Can all of these lines be returned exactly?
>> START Records to process
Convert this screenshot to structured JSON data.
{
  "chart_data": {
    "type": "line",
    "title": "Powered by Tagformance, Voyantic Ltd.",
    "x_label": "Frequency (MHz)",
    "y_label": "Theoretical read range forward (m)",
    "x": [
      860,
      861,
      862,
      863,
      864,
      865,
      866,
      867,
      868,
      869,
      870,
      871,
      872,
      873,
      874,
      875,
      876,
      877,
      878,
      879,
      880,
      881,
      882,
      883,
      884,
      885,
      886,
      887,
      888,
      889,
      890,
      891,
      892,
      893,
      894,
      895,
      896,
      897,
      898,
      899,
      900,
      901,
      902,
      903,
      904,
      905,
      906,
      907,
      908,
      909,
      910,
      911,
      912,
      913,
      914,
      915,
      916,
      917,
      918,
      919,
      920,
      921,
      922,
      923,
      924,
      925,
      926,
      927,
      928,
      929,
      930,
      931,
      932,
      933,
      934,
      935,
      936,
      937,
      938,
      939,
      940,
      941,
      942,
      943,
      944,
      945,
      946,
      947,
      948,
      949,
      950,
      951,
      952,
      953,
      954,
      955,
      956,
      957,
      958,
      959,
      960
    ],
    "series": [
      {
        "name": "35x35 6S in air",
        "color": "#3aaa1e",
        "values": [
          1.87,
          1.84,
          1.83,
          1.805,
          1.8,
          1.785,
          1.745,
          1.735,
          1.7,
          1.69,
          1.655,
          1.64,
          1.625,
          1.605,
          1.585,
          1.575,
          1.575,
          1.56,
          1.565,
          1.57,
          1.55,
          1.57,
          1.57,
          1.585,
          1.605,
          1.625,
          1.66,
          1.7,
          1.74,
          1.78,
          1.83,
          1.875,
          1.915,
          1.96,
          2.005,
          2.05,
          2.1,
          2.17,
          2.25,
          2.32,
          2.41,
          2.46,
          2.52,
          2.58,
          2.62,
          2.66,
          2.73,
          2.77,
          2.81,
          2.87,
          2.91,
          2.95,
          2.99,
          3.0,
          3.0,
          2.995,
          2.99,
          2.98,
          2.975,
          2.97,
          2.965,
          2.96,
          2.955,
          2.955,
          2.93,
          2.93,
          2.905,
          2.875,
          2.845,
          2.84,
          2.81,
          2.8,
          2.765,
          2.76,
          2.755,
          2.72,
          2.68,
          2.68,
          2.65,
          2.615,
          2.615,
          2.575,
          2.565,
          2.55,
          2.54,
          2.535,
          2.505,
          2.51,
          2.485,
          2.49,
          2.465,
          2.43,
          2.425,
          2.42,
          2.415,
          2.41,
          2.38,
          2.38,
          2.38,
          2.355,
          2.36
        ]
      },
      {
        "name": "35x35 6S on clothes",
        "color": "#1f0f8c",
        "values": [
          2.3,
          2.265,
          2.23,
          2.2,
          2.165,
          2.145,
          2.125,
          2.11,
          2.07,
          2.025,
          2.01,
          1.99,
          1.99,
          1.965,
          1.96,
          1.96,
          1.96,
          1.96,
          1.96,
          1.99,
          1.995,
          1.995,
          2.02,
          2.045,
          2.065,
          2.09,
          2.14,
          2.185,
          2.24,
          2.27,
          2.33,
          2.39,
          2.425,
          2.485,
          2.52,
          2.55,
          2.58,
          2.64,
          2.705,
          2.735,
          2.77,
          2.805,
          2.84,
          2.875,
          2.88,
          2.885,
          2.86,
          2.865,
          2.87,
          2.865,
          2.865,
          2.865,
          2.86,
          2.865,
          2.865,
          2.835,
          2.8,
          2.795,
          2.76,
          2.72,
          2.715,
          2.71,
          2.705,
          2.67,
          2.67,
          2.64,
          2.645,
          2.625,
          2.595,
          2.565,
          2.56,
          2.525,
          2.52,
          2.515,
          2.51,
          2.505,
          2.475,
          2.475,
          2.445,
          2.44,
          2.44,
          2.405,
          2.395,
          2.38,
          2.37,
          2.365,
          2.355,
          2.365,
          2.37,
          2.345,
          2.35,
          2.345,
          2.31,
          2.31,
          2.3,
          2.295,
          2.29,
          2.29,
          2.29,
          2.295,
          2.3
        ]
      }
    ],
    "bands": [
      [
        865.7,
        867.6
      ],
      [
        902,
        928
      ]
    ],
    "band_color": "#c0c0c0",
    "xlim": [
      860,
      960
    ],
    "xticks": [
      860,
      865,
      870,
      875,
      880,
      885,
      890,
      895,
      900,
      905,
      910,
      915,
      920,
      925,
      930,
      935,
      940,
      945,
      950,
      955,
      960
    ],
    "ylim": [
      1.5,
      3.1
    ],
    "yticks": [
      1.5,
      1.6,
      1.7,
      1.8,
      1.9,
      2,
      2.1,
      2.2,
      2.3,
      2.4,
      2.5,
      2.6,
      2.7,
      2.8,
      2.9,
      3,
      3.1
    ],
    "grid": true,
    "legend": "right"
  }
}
>> END Records to process
§ **The output**:
Convert this screenshot to structured JSON data.
{
  "chart_data": {
    "type": "line",
    "title": "Powered by Tagformance, Voyantic Ltd.",
    "x_label": "Frequency (MHz)",
    "y_label": "Theoretical read range forward (m)",
    "x": [
      860,
      861,
      862,
      863,
      864,
      865,
      866,
      867,
      868,
      869,
      870,
      871,
      872,
      873,
      874,
      875,
      876,
      877,
      878,
      879,
      880,
      881,
      882,
      883,
      884,
      885,
      886,
      887,
      888,
      889,
      890,
      891,
      892,
      893,
      894,
      895,
      896,
      897,
      898,
      899,
      900,
      901,
      902,
      903,
      904,
      905,
      906,
      907,
      908,
      909,
      910,
      911,
      912,
      913,
      914,
      915,
      916,
      917,
      918,
      919,
      920,
      921,
      922,
      923,
      924,
      925,
      926,
      927,
      928,
      929,
      930,
      931,
      932,
      933,
      934,
      935,
      936,
      937,
      938,
      939,
      940,
      941,
      942,
      943,
      944,
      945,
      946,
      947,
      948,
      949,
      950,
      951,
      952,
      953,
      954,
      955,
      956,
      957,
      958,
      959,
      960
    ],
    "series": [
      {
        "name": "35x35 6S in air",
        "color": "#3aaa1e",
        "values": [
          1.87,
          1.84,
          1.83,
          1.805,
          1.8,
          1.785,
          1.745,
          1.735,
          1.7,
          1.69,
          1.655,
          1.64,
          1.625,
          1.605,
          1.585,
          1.575,
          1.575,
          1.56,
          1.565,
          1.57,
          1.55,
          1.57,
          1.57,
          1.585,
          1.605,
          1.625,
          1.66,
          1.7,
          1.74,
          1.78,
          1.83,
          1.875,
          1.915,
          1.96,
          2.005,
          2.05,
          2.1,
          2.17,
          2.25,
          2.32,
          2.41,
          2.46,
          2.52,
          2.58,
          2.62,
          2.66,
          2.73,
          2.77,
          2.81,
          2.87,
          2.91,
          2.95,
          2.99,
          3.0,
          3.0,
          2.995,
          2.99,
          2.98,
          2.975,
          2.97,
          2.965,
          2.96,
          2.955,
          2.955,
          2.93,
          2.93,
          2.905,
          2.875,
          2.845,
          2.84,
          2.81,
          2.8,
          2.765,
          2.76,
          2.755,
          2.72,
          2.68,
          2.68,
          2.65,
          2.615,
          2.615,
          2.575,
          2.565,
          2.55,
          2.54,
          2.535,
          2.505,
          2.51,
          2.485,
          2.49,
          2.465,
          2.43,
          2.425,
          2.42,
          2.415,
          2.41,
          2.38,
          2.38,
          2.38,
          2.355,
          2.36
        ]
      },
      {
        "name": "35x35 6S on clothes",
        "color": "#1f0f8c",
        "values": [
          2.3,
          2.265,
          2.23,
          2.2,
          2.165,
          2.145,
          2.125,
          2.11,
          2.07,
          2.025,
          2.01,
          1.99,
          1.99,
          1.965,
          1.96,
          1.96,
          1.96,
          1.96,
          1.96,
          1.99,
          1.995,
          1.995,
          2.02,
          2.045,
          2.065,
          2.09,
          2.14,
          2.185,
          2.24,
          2.27,
          2.33,
          2.39,
          2.425,
          2.485,
          2.52,
          2.55,
          2.58,
          2.64,
          2.705,
          2.735,
          2.77,
          2.805,
          2.84,
          2.875,
          2.88,
          2.885,
          2.86,
          2.865,
          2.87,
          2.865,
          2.865,
          2.865,
          2.86,
          2.865,
          2.865,
          2.835,
          2.8,
          2.795,
          2.76,
          2.72,
          2.715,
          2.71,
          2.705,
          2.67,
          2.67,
          2.64,
          2.645,
          2.625,
          2.595,
          2.565,
          2.56,
          2.525,
          2.52,
          2.515,
          2.51,
          2.505,
          2.475,
          2.475,
          2.445,
          2.44,
          2.44,
          2.405,
          2.395,
          2.38,
          2.37,
          2.365,
          2.355,
          2.365,
          2.37,
          2.345,
          2.35,
          2.345,
          2.31,
          2.31,
          2.3,
          2.295,
          2.29,
          2.29,
          2.29,
          2.295,
          2.3
        ]
      }
    ],
    "bands": [
      [
        865.7,
        867.6
      ],
      [
        902,
        928
      ]
    ],
    "band_color": "#c0c0c0",
    "xlim": [
      860,
      960
    ],
    "xticks": [
      860,
      865,
      870,
      875,
      880,
      885,
      890,
      895,
      900,
      905,
      910,
      915,
      920,
      925,
      930,
      935,
      940,
      945,
      950,
      955,
      960
    ],
    "ylim": [
      1.5,
      3.1
    ],
    "yticks": [
      1.5,
      1.6,
      1.7,
      1.8,
      1.9,
      2,
      2.1,
      2.2,
      2.3,
      2.4,
      2.5,
      2.6,
      2.7,
      2.8,
      2.9,
      3,
      3.1
    ],
    "grid": true,
    "legend": "right"
  }
}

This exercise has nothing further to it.